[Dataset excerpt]
____

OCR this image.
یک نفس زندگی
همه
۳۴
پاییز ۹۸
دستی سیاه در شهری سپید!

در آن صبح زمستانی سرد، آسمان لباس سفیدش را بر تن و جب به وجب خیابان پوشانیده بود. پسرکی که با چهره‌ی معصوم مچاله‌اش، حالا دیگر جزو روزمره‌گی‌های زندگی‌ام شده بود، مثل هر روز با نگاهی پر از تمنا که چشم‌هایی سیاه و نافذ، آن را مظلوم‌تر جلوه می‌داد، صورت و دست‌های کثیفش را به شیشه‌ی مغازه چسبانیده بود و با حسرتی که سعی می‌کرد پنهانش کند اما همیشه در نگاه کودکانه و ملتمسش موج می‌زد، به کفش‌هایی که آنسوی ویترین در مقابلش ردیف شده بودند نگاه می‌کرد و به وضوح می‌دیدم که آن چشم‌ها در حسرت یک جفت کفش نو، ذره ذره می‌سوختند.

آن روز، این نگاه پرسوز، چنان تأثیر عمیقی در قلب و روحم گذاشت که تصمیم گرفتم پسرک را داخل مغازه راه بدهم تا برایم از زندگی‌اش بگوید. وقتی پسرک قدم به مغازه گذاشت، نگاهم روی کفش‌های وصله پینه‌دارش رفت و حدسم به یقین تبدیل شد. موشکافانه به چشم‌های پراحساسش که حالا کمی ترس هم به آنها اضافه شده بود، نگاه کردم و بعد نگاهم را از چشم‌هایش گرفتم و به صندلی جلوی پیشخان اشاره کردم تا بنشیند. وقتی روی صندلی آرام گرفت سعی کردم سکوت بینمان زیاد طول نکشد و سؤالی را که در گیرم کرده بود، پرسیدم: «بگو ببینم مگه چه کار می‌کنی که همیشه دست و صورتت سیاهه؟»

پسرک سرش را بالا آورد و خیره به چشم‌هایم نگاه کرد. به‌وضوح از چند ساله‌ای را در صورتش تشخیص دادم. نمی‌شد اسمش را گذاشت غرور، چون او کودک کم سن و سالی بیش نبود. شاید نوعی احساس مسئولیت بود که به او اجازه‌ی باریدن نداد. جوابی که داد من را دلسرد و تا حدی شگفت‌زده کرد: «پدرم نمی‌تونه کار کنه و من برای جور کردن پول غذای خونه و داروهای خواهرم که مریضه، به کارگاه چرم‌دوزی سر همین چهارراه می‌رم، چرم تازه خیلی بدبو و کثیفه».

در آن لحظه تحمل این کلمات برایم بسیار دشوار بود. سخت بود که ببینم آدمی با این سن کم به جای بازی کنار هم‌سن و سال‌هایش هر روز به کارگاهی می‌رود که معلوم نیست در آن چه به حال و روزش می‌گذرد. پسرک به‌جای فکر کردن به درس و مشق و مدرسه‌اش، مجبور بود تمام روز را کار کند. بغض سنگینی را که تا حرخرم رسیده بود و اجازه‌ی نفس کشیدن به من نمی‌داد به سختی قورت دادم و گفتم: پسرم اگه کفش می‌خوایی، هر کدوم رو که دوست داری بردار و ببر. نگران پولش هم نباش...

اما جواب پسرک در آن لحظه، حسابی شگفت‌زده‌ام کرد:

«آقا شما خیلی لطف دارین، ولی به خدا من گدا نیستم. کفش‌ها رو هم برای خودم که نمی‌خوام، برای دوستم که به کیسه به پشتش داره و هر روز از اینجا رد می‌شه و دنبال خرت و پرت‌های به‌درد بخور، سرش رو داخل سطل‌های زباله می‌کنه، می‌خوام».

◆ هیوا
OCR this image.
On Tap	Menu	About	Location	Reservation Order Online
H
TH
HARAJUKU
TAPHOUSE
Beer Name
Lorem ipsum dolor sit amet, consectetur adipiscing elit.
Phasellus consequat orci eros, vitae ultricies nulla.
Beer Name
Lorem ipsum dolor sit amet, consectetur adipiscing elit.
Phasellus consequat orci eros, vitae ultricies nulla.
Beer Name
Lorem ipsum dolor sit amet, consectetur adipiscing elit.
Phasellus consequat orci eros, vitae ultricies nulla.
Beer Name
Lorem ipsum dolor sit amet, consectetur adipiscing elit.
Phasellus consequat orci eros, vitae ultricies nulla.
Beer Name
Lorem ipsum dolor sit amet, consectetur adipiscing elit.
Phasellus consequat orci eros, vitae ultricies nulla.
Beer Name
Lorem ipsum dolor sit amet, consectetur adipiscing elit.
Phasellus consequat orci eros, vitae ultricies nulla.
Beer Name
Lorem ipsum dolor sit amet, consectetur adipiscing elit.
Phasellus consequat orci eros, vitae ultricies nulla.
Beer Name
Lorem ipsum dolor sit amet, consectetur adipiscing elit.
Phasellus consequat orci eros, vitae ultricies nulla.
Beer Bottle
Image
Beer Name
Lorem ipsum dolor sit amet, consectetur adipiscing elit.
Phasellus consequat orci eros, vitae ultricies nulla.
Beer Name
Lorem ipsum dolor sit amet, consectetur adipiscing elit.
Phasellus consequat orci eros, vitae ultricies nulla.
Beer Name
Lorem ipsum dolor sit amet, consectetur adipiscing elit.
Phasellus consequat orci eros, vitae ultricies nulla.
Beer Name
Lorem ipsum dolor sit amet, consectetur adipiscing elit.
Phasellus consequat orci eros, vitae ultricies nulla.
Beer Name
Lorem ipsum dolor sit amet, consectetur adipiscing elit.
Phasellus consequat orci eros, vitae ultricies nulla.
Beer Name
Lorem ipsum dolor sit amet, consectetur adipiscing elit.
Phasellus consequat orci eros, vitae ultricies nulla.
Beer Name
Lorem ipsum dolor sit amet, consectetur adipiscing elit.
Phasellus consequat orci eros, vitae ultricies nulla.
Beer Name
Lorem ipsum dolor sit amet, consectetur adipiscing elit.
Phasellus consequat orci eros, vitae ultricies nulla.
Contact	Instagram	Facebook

____

> _SHORT PROBLEM_
Quote every entry exactly.

> _FULL ANSWER_
OCR this image.
یک نفس زندگی
همه
۳۴
پاییز ۹۸
دستی سیاه در شهری سپید!

در آن صبح زمستانی سرد، آسمان لباس سفیدش را بر تن و جب به وجب خیابان پوشانیده بود. پسرکی که با چهره‌ی معصوم مچاله‌اش، حالا دیگر جزو روزمره‌گی‌های زندگی‌ام شده بود، مثل هر روز با نگاهی پر از تمنا که چشم‌هایی سیاه و نافذ، آن را مظلوم‌تر جلوه می‌داد، صورت و دست‌های کثیفش را به شیشه‌ی مغازه چسبانیده بود و با حسرتی که سعی می‌کرد پنهانش کند اما همیشه در نگاه کودکانه و ملتمسش موج می‌زد، به کفش‌هایی که آنسوی ویترین در مقابلش ردیف شده بودند نگاه می‌کرد و به وضوح می‌دیدم که آن چشم‌ها در حسرت یک جفت کفش نو، ذره ذره می‌سوختند.

آن روز، این نگاه پرسوز، چنان تأثیر عمیقی در قلب و روحم گذاشت که تصمیم گرفتم پسرک را داخل مغازه راه بدهم تا برایم از زندگی‌اش بگوید. وقتی پسرک قدم به مغازه گذاشت، نگاهم روی کفش‌های وصله پینه‌دارش رفت و حدسم به یقین تبدیل شد. موشکافانه به چشم‌های پراحساسش که حالا کمی ترس هم به آنها اضافه شده بود، نگاه کردم و بعد نگاهم را از چشم‌هایش گرفتم و به صندلی جلوی پیشخان اشاره کردم تا بنشیند. وقتی روی صندلی آرام گرفت سعی کردم سکوت بینمان زیاد طول نکشد و سؤالی را که در گیرم کرده بود، پرسیدم: «بگو ببینم مگه چه کار می‌کنی که همیشه دست و صورتت سیاهه؟»

پسرک سرش را بالا آورد و خیره به چشم‌هایم نگاه کرد. به‌وضوح از چند ساله‌ای را در صورتش تشخیص دادم. نمی‌شد اسمش را گذاشت غرور، چون او کودک کم سن و سالی بیش نبود. شاید نوعی احساس مسئولیت بود که به او اجازه‌ی باریدن نداد. جوابی که داد من را دلسرد و تا حدی شگفت‌زده کرد: «پدرم نمی‌تونه کار کنه و من برای جور کردن پول غذای خونه و داروهای خواهرم که مریضه، به کارگاه چرم‌دوزی سر همین چهارراه می‌رم، چرم تازه خیلی بدبو و کثیفه».

در آن لحظه تحمل این کلمات برایم بسیار دشوار بود. سخت بود که ببینم آدمی با این سن کم به جای بازی کنار هم‌سن و سال‌هایش هر روز به کارگاهی می‌رود که معلوم نیست در آن چه به حال و روزش می‌گذرد. پسرک به‌جای فکر کردن به درس و مشق و مدرسه‌اش، مجبور بود تمام روز را کار کند. بغض سنگینی را که تا حرخرم رسیده بود و اجازه‌ی نفس کشیدن به من نمی‌داد به سختی قورت دادم و گفتم: پسرم اگه کفش می‌خوایی، هر کدوم رو که دوست داری بردار و ببر. نگران پولش هم نباش...

اما جواب پسرک در آن لحظه، حسابی شگفت‌زده‌ام کرد:

«آقا شما خیلی لطف دارین، ولی به خدا من گدا نیستم. کفش‌ها رو هم برای خودم که نمی‌خوام، برای دوستم که به کیسه به پشتش داره و هر روز از اینجا رد می‌شه و دنبال خرت و پرت‌های به‌درد بخور، سرش رو داخل سطل‌های زباله می‌کنه، می‌خوام».

◆ هیوا
OCR this image.
On Tap	Menu	About	Location	Reservation Order Online
H
TH
HARAJUKU
TAPHOUSE
Beer Name
Lorem ipsum dolor sit amet, consectetur adipiscing elit.
Phasellus consequat orci eros, vitae ultricies nulla.
Beer Name
Lorem ipsum dolor sit amet, consectetur adipiscing elit.
Phasellus consequat orci eros, vitae ultricies nulla.
Beer Name
Lorem ipsum dolor sit amet, consectetur adipiscing elit.
Phasellus consequat orci eros, vitae ultricies nulla.
Beer Name
Lorem ipsum dolor sit amet, consectetur adipiscing elit.
Phasellus consequat orci eros, vitae ultricies nulla.
Beer Name
Lorem ipsum dolor sit amet, consectetur adipiscing elit.
Phasellus consequat orci eros, vitae ultricies nulla.
Beer Name
Lorem ipsum dolor sit amet, consectetur adipiscing elit.
Phasellus consequat orci eros, vitae ultricies nulla.
Beer Name
Lorem ipsum dolor sit amet, consectetur adipiscing elit.
Phasellus consequat orci eros, vitae ultricies nulla.
Beer Name
Lorem ipsum dolor sit amet, consectetur adipiscing elit.
Phasellus consequat orci eros, vitae ultricies nulla.
Beer Bottle
Image
Beer Name
Lorem ipsum dolor sit amet, consectetur adipiscing elit.
Phasellus consequat orci eros, vitae ultricies nulla.
Beer Name
Lorem ipsum dolor sit amet, consectetur adipiscing elit.
Phasellus consequat orci eros, vitae ultricies nulla.
Beer Name
Lorem ipsum dolor sit amet, consectetur adipiscing elit.
Phasellus consequat orci eros, vitae ultricies nulla.
Beer Name
Lorem ipsum dolor sit amet, consectetur adipiscing elit.
Phasellus consequat orci eros, vitae ultricies nulla.
Beer Name
Lorem ipsum dolor sit amet, consectetur adipiscing elit.
Phasellus consequat orci eros, vitae ultricies nulla.
Beer Name
Lorem ipsum dolor sit amet, consectetur adipiscing elit.
Phasellus consequat orci eros, vitae ultricies nulla.
Beer Name
Lorem ipsum dolor sit amet, consectetur adipiscing elit.
Phasellus consequat orci eros, vitae ultricies nulla.
Beer Name
Lorem ipsum dolor sit amet, consectetur adipiscing elit.
Phasellus consequat orci eros, vitae ultricies nulla.
Contact	Instagram	Facebook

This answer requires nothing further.